INPUT DATA:
——

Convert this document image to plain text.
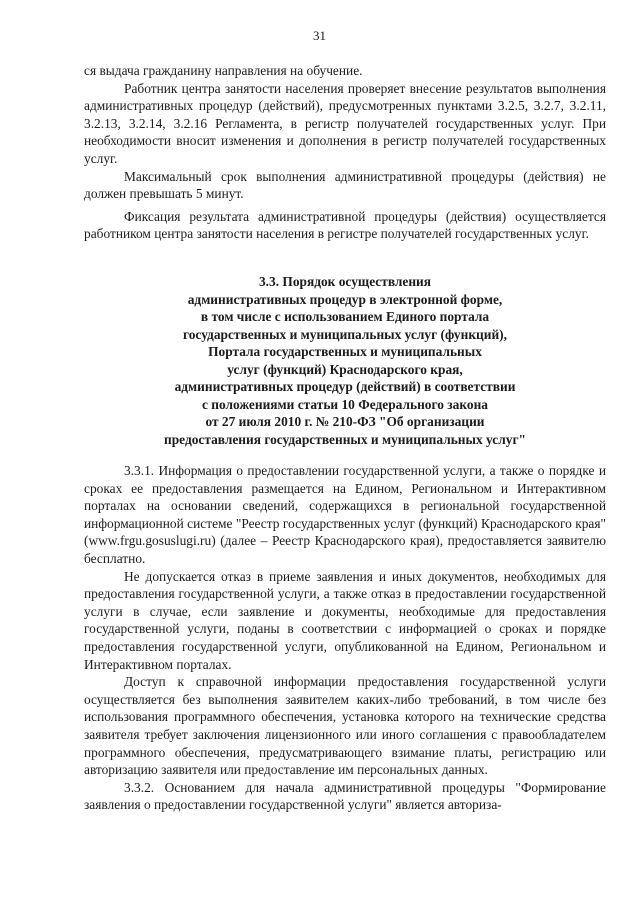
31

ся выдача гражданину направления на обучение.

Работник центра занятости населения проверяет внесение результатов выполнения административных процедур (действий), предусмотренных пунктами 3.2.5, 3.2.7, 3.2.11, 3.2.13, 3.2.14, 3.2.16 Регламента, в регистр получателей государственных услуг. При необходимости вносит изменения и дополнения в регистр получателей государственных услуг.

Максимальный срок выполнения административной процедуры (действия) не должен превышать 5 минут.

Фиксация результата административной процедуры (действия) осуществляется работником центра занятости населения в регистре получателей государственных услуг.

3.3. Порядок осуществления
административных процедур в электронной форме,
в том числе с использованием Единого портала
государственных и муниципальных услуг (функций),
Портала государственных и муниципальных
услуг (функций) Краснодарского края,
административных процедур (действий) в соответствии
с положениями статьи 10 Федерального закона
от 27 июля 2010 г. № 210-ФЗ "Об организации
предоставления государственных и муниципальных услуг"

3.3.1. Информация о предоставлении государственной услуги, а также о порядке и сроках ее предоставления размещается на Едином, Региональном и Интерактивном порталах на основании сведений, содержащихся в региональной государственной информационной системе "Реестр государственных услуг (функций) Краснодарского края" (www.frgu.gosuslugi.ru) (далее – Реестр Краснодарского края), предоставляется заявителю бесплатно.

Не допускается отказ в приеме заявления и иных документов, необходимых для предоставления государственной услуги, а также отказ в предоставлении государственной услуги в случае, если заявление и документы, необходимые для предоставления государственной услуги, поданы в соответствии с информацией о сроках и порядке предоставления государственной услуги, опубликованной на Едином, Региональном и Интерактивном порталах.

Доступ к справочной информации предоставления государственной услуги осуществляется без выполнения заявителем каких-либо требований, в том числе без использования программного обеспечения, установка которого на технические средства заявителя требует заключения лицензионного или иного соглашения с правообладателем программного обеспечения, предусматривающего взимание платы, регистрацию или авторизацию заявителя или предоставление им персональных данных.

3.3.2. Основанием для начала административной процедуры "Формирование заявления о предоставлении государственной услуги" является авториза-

——

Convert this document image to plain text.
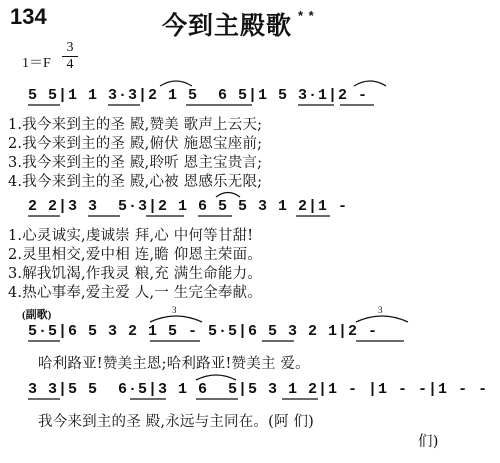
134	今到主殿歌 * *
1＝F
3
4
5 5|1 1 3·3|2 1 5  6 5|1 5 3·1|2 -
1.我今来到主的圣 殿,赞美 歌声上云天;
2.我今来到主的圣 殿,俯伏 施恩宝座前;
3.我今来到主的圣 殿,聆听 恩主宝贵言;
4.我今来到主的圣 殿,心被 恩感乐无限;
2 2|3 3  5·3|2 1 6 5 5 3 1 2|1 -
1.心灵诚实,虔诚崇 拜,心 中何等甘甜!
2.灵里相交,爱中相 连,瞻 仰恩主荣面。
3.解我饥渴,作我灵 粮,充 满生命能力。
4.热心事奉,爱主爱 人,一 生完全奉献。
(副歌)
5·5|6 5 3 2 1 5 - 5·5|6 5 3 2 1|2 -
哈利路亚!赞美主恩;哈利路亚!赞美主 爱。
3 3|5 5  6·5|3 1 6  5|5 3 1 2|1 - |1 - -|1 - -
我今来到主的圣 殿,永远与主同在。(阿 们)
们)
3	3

——

INSTRUCTIONS FOR THE TASK: How many lines of the listing above include the word "выполнения"? Reply with the number alone.

RESPONSE BELOW: 3